ROWS:
++++

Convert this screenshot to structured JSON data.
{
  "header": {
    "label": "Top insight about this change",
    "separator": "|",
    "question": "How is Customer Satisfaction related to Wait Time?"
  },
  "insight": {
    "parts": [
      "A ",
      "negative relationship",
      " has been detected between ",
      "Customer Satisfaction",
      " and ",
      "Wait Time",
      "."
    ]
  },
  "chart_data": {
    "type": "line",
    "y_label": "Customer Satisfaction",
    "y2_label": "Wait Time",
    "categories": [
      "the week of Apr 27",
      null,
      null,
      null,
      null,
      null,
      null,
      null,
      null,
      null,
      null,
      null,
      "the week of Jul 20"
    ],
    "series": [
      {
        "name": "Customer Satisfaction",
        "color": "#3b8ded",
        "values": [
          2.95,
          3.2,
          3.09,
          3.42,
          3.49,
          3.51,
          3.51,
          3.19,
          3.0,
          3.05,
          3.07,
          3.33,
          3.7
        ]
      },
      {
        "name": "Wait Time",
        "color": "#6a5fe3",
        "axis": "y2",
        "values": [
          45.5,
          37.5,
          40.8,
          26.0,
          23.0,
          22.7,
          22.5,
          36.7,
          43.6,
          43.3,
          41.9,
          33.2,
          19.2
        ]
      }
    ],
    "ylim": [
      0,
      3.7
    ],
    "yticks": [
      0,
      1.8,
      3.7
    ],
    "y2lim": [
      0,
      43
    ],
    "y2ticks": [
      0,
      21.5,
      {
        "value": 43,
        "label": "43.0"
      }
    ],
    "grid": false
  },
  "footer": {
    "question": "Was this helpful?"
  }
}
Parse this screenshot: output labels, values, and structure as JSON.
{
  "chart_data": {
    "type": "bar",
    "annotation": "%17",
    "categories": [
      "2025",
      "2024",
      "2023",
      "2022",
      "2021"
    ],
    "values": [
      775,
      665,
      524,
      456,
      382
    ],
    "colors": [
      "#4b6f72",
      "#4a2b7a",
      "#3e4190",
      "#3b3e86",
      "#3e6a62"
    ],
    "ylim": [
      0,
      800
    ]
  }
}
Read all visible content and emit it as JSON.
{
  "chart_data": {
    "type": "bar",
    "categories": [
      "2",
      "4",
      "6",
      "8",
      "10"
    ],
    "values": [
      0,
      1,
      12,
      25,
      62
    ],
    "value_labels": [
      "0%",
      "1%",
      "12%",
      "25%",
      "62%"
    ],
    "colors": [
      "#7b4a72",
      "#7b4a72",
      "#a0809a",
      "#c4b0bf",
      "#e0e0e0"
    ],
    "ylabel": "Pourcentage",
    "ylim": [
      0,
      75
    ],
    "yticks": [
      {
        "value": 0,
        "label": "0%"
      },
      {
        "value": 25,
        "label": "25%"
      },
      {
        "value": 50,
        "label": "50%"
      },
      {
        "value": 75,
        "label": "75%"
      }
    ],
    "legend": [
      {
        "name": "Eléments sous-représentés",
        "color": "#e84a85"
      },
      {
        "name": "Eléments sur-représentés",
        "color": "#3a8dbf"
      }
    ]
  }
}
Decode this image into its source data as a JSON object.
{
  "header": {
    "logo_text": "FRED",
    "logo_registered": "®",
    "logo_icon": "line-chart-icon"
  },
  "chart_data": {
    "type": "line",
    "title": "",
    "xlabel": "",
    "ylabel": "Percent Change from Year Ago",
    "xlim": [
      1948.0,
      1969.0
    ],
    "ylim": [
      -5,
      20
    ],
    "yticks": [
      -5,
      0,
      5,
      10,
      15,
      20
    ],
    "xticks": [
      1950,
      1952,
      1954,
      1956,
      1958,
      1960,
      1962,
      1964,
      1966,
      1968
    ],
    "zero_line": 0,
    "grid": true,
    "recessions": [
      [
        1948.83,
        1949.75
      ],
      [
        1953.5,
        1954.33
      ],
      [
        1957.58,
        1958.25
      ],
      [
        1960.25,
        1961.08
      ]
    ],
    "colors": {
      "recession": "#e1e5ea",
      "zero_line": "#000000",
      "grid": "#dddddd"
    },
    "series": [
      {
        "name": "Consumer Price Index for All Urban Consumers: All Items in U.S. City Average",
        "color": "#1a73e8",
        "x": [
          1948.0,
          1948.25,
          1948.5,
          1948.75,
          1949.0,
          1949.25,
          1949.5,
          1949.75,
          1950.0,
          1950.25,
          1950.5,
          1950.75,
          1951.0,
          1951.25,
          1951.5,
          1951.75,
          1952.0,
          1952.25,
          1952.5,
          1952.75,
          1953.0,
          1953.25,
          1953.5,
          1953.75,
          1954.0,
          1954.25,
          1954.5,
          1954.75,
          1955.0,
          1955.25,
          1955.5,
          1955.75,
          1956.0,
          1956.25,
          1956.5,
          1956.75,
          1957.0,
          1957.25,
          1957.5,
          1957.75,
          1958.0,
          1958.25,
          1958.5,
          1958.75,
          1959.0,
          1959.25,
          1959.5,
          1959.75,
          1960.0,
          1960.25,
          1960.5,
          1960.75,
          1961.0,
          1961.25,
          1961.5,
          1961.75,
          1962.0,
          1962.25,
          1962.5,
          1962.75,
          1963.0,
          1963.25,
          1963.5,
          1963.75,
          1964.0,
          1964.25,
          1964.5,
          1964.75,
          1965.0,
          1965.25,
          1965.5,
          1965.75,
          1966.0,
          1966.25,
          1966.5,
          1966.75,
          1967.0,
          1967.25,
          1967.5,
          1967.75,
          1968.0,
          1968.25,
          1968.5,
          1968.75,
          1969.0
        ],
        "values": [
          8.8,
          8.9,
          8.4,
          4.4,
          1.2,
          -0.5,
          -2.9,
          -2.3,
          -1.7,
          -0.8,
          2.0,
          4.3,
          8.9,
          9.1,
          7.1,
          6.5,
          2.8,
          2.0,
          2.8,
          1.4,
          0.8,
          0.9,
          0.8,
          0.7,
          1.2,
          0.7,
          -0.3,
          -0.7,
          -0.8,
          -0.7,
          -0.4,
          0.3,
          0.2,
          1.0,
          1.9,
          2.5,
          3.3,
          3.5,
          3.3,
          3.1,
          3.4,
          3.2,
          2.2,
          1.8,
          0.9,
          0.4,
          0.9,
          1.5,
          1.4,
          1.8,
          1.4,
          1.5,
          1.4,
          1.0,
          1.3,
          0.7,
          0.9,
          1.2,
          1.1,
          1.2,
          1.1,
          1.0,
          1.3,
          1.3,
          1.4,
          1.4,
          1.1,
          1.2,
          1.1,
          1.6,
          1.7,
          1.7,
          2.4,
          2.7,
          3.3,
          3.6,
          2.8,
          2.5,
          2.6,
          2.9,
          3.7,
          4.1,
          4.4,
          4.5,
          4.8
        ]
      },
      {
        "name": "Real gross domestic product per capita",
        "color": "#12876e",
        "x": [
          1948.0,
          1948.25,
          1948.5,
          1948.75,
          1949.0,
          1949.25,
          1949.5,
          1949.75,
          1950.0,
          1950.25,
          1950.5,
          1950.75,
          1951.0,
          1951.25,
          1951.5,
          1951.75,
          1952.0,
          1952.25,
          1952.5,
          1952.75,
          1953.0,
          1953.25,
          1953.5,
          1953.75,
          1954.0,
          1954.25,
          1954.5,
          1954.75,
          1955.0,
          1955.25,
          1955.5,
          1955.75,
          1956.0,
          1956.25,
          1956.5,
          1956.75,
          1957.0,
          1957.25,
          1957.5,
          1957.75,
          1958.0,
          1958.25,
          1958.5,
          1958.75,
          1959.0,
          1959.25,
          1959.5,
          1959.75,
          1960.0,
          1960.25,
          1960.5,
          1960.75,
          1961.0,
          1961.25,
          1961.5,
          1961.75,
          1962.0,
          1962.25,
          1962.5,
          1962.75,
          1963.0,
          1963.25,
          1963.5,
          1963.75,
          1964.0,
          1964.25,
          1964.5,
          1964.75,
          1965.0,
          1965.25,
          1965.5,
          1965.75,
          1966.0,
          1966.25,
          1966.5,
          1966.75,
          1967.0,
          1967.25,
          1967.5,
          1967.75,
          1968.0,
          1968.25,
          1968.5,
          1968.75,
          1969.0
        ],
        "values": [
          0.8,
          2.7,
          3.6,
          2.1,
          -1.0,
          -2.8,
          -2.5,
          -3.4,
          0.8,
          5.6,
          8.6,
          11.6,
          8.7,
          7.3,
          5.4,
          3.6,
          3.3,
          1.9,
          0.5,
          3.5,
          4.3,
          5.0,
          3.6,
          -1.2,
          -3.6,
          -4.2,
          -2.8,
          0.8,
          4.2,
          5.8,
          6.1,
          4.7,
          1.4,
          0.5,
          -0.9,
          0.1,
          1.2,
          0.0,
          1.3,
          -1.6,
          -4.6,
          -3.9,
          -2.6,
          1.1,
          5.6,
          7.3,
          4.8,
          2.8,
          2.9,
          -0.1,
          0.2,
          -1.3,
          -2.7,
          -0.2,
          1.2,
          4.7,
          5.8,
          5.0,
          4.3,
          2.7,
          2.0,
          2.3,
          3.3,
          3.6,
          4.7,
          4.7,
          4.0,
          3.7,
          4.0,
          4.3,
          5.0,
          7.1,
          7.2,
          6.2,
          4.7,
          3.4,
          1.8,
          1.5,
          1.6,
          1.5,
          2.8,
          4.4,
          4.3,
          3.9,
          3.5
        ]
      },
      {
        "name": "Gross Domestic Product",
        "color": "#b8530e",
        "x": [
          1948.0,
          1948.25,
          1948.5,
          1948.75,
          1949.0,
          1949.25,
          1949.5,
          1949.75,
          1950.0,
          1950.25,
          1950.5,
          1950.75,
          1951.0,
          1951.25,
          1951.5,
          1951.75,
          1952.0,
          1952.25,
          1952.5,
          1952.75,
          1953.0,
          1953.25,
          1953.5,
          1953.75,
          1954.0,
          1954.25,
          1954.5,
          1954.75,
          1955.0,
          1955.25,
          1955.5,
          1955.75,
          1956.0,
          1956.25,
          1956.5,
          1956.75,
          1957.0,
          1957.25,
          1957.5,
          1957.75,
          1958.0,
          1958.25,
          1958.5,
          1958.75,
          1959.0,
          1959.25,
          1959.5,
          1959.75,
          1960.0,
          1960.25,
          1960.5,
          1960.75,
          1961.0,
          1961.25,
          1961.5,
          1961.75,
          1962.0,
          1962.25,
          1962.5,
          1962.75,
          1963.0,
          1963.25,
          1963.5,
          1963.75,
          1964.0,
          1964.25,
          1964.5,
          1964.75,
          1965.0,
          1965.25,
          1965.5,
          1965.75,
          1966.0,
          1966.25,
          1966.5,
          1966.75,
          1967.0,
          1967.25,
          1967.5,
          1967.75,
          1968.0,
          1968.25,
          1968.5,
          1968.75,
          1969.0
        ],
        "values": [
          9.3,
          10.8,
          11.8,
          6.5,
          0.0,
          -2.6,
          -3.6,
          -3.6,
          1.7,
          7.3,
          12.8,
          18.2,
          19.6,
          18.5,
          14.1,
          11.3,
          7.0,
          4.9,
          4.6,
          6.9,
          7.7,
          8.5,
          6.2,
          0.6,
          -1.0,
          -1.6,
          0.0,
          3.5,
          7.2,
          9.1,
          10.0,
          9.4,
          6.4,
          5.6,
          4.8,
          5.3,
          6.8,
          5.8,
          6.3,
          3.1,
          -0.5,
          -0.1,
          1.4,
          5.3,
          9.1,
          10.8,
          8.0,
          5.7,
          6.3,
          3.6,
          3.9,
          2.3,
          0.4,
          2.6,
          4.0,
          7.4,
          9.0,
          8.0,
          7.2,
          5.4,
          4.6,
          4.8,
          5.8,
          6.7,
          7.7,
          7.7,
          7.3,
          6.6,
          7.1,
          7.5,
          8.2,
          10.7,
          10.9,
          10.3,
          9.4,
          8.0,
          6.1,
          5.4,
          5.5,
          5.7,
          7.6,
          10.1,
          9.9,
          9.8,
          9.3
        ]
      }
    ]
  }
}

++++

TO BE DONE: The required answer is a single number: the count of lines in the entries that hold the string "this".

WRITTEN RESPONSE: 5